* **WHAT THIS TASK INVOLVES**:
Copy out each of the lines below with no changes.
--- Begin WORKING DATA ---
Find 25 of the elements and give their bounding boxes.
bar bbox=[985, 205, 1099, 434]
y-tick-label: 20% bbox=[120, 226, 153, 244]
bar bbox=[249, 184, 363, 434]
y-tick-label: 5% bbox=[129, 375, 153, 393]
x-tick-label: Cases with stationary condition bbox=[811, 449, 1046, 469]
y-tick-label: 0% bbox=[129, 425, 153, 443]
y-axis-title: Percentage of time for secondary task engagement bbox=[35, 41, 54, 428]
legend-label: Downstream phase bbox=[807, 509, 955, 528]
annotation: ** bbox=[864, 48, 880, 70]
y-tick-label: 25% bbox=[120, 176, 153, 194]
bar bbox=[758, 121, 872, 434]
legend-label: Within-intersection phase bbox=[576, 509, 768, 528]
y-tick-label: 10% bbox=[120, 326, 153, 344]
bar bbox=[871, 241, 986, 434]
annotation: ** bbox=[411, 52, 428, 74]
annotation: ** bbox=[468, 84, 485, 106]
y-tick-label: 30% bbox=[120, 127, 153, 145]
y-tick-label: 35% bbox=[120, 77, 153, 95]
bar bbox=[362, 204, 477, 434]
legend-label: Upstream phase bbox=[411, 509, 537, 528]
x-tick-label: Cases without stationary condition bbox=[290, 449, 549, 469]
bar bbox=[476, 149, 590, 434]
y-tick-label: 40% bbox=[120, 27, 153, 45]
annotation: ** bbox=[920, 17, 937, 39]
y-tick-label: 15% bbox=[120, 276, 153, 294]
--- End WORKING DATA ---
* **PROBLEM SOLUTION**:
Find 25 of the elements and give their bounding boxes.
bar bbox=[985, 205, 1099, 434]
y-tick-label: 20% bbox=[120, 226, 153, 244]
bar bbox=[249, 184, 363, 434]
y-tick-label: 5% bbox=[129, 375, 153, 393]
x-tick-label: Cases with stationary condition bbox=[811, 449, 1046, 469]
y-tick-label: 0% bbox=[129, 425, 153, 443]
y-axis-title: Percentage of time for secondary task engagement bbox=[35, 41, 54, 428]
legend-label: Downstream phase bbox=[807, 509, 955, 528]
annotation: ** bbox=[864, 48, 880, 70]
y-tick-label: 25% bbox=[120, 176, 153, 194]
bar bbox=[758, 121, 872, 434]
legend-label: Within-intersection phase bbox=[576, 509, 768, 528]
y-tick-label: 10% bbox=[120, 326, 153, 344]
bar bbox=[871, 241, 986, 434]
annotation: ** bbox=[411, 52, 428, 74]
annotation: ** bbox=[468, 84, 485, 106]
y-tick-label: 30% bbox=[120, 127, 153, 145]
y-tick-label: 35% bbox=[120, 77, 153, 95]
bar bbox=[362, 204, 477, 434]
legend-label: Upstream phase bbox=[411, 509, 537, 528]
x-tick-label: Cases without stationary condition bbox=[290, 449, 549, 469]
bar bbox=[476, 149, 590, 434]
y-tick-label: 40% bbox=[120, 27, 153, 45]
annotation: ** bbox=[920, 17, 937, 39]
y-tick-label: 15% bbox=[120, 276, 153, 294]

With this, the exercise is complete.